**THE REQUEST**
In the listing below, locate the lines that hold "Routes" and copy them.

>> START

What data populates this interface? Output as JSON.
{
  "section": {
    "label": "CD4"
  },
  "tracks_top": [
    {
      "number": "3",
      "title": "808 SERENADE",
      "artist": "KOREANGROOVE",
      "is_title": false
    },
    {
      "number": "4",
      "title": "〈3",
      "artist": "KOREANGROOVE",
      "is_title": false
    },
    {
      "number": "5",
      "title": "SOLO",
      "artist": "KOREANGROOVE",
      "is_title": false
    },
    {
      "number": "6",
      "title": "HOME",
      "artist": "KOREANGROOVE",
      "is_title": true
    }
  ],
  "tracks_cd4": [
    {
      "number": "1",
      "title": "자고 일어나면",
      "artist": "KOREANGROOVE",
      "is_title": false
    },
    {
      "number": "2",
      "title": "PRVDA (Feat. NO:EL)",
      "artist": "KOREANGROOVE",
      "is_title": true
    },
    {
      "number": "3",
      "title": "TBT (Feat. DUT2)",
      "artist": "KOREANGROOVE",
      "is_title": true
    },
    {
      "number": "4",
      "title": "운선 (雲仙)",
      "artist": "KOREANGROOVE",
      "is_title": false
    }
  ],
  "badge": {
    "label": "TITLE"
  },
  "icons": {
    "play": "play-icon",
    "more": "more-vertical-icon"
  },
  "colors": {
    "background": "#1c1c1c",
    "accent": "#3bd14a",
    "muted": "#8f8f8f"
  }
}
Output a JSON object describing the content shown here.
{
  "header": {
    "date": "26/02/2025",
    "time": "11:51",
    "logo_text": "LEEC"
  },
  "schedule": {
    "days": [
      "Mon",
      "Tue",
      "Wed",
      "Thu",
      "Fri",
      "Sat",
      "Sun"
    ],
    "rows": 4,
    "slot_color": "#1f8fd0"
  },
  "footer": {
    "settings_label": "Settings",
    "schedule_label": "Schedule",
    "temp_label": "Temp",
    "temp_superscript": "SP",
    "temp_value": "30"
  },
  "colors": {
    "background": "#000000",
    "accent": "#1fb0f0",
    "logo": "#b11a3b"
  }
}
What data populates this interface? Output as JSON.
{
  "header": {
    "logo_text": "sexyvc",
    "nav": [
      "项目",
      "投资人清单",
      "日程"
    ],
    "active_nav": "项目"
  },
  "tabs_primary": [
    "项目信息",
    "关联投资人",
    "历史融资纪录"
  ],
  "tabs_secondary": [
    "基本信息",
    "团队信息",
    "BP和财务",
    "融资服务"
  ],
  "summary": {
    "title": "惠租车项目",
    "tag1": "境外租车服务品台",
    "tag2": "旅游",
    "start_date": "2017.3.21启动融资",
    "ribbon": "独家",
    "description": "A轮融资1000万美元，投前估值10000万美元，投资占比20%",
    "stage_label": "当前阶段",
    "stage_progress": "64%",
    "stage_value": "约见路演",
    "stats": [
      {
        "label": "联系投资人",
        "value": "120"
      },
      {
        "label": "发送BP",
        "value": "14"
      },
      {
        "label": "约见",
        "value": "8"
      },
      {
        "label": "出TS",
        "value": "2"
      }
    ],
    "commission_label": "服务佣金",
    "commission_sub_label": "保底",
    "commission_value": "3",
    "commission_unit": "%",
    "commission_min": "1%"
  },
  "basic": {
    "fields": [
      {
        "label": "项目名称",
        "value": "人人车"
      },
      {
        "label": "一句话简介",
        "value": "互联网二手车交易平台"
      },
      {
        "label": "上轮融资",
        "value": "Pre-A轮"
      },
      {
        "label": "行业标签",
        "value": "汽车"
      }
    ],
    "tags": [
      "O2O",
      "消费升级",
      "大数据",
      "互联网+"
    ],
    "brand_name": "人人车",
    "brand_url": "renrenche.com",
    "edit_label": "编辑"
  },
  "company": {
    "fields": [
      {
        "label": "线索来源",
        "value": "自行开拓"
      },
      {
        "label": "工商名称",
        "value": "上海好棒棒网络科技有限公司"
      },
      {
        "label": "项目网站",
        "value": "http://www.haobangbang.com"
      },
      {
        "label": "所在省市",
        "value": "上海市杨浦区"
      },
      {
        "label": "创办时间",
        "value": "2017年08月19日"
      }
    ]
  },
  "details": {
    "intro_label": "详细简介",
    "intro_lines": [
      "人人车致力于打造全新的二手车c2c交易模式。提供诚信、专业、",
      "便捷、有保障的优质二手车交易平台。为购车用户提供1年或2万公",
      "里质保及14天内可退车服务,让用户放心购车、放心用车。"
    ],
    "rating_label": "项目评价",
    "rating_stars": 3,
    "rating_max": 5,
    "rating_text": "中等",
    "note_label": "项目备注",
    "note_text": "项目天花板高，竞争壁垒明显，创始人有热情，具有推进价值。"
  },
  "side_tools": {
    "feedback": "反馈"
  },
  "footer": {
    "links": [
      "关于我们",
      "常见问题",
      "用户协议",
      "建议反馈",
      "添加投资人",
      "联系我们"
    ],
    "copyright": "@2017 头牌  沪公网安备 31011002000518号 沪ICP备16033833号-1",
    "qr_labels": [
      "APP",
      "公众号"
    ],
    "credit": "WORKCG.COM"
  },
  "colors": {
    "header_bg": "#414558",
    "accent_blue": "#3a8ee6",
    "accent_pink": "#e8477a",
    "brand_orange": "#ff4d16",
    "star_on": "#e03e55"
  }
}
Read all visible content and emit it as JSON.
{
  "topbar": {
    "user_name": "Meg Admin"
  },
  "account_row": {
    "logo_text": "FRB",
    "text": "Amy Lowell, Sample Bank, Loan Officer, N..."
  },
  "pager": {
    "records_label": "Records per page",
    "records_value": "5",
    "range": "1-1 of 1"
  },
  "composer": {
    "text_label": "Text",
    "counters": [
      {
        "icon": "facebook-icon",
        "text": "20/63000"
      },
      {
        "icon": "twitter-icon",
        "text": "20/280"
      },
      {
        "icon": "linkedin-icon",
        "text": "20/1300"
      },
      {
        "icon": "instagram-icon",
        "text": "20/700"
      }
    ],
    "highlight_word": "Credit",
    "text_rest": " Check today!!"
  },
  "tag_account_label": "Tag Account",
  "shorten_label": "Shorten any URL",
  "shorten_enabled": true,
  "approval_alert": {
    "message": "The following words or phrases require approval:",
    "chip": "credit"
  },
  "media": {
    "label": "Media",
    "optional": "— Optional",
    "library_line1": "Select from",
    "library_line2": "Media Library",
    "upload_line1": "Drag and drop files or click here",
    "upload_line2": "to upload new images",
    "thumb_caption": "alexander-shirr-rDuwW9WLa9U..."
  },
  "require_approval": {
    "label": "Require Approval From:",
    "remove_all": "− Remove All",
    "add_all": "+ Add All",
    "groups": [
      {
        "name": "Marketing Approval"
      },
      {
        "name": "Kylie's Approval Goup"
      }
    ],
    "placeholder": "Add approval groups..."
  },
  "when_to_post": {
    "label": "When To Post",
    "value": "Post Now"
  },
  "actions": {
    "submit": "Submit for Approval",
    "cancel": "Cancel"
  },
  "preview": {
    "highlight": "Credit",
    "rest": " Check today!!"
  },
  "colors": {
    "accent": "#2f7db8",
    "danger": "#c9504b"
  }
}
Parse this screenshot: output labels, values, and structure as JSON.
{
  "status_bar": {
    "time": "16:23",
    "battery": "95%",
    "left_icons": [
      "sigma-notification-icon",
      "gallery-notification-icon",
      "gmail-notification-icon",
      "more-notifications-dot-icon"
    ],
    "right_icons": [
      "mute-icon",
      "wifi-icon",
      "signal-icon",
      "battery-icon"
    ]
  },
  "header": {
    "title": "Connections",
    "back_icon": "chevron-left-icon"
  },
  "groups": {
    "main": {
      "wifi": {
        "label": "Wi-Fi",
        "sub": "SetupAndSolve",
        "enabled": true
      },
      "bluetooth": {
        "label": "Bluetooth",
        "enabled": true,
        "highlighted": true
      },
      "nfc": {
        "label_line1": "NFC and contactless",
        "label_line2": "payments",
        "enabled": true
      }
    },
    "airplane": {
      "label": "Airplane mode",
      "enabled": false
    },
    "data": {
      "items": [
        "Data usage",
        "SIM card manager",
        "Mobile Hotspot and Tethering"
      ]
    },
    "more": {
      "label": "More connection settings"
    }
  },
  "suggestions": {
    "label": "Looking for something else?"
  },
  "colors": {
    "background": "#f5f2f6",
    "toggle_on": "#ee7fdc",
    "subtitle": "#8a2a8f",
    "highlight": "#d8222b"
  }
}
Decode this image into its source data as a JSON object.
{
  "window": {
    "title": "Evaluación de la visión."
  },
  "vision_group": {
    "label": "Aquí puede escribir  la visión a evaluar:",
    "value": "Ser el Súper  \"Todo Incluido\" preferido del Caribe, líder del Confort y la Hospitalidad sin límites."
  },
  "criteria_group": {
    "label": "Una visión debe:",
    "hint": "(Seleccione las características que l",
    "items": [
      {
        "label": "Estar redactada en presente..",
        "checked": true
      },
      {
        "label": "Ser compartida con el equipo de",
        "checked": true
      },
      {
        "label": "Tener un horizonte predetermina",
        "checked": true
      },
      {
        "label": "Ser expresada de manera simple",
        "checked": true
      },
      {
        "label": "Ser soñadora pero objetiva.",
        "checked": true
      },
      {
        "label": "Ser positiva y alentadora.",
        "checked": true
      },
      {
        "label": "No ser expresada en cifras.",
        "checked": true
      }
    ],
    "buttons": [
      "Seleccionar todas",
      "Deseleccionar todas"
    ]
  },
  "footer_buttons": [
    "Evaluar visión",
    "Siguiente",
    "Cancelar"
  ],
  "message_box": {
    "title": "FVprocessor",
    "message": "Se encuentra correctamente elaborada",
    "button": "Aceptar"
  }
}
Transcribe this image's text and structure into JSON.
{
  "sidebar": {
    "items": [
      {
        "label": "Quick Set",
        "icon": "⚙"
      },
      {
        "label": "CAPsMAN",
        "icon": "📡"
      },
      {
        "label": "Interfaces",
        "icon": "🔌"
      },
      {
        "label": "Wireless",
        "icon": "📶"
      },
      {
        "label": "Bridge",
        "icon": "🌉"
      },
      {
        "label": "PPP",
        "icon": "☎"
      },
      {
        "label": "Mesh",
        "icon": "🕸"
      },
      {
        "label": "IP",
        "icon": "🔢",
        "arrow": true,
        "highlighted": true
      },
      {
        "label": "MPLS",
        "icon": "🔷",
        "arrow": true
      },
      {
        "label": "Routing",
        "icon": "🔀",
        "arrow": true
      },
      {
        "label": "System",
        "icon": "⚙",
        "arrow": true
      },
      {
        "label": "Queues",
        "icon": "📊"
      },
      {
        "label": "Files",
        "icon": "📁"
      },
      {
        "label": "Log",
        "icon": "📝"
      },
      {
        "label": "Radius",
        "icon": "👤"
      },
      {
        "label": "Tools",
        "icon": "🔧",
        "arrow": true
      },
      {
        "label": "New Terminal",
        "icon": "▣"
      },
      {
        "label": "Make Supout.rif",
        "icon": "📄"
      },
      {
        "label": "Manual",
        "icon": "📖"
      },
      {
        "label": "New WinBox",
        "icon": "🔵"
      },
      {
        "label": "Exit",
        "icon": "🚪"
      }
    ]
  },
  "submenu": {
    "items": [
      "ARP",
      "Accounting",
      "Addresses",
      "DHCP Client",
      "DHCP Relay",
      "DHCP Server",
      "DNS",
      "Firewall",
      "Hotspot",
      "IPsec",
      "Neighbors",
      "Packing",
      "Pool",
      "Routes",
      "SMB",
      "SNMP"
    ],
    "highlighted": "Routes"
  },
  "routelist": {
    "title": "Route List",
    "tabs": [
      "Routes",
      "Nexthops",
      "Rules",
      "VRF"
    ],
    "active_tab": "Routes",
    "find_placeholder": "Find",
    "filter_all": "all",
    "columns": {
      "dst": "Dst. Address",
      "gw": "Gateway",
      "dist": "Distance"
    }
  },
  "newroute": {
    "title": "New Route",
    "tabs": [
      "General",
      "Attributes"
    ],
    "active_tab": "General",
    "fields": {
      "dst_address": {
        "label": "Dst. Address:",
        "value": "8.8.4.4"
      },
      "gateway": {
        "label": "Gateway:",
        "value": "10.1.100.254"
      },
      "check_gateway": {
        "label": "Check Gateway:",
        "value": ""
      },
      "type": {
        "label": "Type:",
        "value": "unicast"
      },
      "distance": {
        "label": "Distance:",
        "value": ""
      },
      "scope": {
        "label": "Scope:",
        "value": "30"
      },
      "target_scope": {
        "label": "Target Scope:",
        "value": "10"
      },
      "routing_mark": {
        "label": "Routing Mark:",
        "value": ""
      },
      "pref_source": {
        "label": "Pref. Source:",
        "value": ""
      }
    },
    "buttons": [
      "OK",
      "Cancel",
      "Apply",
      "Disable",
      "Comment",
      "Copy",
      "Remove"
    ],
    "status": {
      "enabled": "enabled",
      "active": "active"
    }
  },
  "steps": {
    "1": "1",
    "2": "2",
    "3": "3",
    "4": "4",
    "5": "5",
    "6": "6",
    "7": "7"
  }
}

>> END

**TASK OUTPUT**
      "Routes",
    "highlighted": "Routes"
      "Routes",
    "active_tab": "Routes",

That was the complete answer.